§ **Exercise**
Omit the pictures from the entries below and retype everything else exactly.

A block of data
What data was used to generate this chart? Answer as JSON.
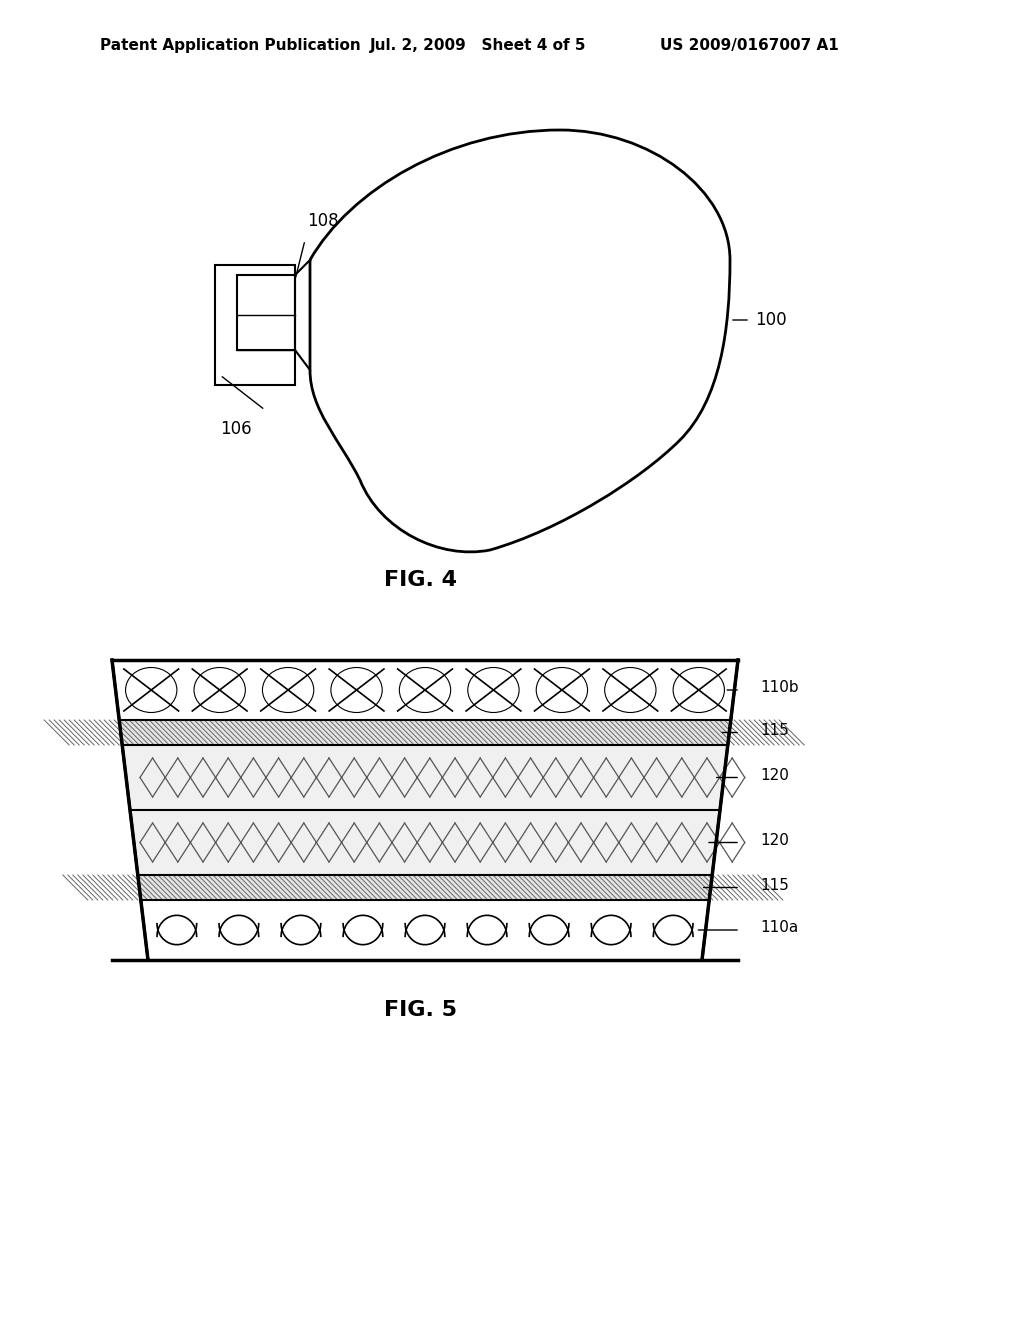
{
  "background_color": "#ffffff",
  "header_left": "Patent Application Publication",
  "header_mid": "Jul. 2, 2009   Sheet 4 of 5",
  "header_right": "US 2009/0167007 A1",
  "fig4_label": "FIG. 4",
  "fig5_label": "FIG. 5",
  "label_100": "100",
  "label_106": "106",
  "label_108": "108",
  "label_110b": "110b",
  "label_115_top": "115",
  "label_120_top": "120",
  "label_120_bot": "120",
  "label_115_bot": "115",
  "label_110a": "110a",
  "line_color": "#000000",
  "hatch_color": "#555555",
  "layer_fill_light": "#e8e8e8",
  "layer_fill_mid": "#d0d0d0"
}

§ **Finished exercise**
What data was used to generate this chart? Answer as JSON.
{
  "background_color": "#ffffff",
  "header_left": "Patent Application Publication",
  "header_mid": "Jul. 2, 2009   Sheet 4 of 5",
  "header_right": "US 2009/0167007 A1",
  "fig4_label": "FIG. 4",
  "fig5_label": "FIG. 5",
  "label_100": "100",
  "label_106": "106",
  "label_108": "108",
  "label_110b": "110b",
  "label_115_top": "115",
  "label_120_top": "120",
  "label_120_bot": "120",
  "label_115_bot": "115",
  "label_110a": "110a",
  "line_color": "#000000",
  "hatch_color": "#555555",
  "layer_fill_light": "#e8e8e8",
  "layer_fill_mid": "#d0d0d0"
}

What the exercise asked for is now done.